WHAT IS NEEDED: Go through the records and extract every line with the word "this".

•••

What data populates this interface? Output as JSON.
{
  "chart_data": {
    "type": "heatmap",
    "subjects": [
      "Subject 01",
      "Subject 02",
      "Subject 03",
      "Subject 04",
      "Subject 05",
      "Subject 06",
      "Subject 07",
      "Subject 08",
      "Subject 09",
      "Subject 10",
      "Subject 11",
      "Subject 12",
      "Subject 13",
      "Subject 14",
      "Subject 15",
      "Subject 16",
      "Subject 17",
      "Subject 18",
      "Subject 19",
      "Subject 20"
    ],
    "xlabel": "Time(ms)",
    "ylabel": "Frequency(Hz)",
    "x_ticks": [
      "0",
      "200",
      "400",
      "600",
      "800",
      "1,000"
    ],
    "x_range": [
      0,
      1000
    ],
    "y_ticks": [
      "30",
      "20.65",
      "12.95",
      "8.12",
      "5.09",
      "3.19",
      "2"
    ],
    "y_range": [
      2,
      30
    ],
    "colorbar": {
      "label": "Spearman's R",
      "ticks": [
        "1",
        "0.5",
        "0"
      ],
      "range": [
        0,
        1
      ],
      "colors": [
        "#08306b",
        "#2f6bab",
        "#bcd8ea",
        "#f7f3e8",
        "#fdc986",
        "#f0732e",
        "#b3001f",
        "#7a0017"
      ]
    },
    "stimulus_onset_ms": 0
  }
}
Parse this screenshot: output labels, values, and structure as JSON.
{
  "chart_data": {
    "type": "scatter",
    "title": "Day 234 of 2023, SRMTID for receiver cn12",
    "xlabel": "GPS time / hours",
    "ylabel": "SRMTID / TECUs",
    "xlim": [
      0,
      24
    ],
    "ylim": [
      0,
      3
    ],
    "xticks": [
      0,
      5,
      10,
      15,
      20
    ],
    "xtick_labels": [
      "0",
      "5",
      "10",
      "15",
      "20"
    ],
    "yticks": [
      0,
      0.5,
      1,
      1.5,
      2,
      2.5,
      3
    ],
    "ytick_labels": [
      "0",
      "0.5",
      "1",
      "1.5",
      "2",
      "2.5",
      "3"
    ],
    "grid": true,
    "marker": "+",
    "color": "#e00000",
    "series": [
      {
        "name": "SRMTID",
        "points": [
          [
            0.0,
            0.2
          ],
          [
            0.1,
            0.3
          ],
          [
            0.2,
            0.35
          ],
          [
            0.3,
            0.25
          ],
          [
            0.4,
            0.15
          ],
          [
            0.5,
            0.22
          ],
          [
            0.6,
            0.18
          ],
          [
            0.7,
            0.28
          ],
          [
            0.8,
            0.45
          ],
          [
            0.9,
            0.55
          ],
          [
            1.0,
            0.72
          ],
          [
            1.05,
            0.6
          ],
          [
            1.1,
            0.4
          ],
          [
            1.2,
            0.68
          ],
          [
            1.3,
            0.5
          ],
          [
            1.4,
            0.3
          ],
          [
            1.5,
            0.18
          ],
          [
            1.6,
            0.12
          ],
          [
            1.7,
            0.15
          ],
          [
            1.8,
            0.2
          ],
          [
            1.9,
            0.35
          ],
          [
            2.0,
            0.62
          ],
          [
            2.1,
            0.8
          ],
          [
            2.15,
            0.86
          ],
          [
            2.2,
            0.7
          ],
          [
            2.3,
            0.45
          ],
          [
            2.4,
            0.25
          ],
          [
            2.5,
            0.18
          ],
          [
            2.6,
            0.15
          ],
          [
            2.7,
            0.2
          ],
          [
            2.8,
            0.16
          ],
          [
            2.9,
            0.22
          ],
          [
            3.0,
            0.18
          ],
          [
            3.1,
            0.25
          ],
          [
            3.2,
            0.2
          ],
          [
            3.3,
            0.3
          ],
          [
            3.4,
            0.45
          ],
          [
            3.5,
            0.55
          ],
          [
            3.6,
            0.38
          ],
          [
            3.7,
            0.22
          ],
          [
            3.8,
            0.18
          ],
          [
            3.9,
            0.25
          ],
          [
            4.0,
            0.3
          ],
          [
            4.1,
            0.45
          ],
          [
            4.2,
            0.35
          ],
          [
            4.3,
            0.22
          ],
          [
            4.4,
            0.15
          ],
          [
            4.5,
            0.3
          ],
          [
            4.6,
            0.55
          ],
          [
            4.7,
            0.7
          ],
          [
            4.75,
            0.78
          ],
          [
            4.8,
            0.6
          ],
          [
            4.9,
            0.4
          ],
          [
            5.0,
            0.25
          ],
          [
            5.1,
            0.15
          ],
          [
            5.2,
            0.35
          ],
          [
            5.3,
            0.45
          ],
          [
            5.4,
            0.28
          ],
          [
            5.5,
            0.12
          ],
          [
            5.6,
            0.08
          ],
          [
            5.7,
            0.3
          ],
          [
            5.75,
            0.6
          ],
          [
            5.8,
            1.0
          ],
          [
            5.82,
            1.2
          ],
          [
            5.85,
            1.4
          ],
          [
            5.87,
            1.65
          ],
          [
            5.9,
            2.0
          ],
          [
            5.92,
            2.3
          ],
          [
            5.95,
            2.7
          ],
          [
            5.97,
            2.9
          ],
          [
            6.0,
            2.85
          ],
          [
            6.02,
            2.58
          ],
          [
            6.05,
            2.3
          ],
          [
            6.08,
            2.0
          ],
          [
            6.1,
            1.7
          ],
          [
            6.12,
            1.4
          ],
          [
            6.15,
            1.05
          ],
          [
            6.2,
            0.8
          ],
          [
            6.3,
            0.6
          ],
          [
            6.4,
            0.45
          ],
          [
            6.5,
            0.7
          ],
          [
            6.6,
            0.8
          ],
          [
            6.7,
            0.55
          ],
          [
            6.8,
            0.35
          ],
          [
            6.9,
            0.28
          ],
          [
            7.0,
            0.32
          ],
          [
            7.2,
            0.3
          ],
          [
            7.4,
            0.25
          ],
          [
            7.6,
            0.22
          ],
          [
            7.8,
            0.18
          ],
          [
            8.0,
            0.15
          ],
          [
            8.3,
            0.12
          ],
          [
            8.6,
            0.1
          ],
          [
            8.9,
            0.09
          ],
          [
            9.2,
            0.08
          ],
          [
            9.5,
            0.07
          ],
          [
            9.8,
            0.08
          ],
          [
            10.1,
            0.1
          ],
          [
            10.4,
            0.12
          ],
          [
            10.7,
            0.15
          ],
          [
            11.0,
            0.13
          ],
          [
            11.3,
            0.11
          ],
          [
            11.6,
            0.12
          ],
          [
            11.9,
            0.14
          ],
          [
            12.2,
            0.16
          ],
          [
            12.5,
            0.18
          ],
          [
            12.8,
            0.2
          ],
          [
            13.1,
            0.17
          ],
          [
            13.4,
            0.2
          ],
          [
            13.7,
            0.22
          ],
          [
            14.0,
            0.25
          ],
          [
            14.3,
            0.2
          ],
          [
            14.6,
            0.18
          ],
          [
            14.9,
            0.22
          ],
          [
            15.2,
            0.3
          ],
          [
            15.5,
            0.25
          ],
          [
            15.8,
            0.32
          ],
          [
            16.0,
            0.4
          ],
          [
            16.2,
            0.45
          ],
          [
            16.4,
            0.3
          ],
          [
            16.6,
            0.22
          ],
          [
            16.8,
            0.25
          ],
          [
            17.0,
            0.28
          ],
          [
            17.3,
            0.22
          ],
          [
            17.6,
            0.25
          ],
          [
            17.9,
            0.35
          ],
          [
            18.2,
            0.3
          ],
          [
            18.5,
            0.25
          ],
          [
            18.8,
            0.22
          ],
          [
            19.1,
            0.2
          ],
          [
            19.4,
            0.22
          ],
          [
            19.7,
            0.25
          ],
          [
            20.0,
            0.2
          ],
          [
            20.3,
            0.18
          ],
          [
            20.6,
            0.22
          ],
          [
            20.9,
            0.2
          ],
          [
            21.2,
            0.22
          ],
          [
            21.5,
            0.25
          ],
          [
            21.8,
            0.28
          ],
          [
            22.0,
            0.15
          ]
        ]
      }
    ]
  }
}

•••

CORRECT RESPONSE:
What data populates this interface? Output as JSON.
Parse this screenshot: output labels, values, and structure as JSON.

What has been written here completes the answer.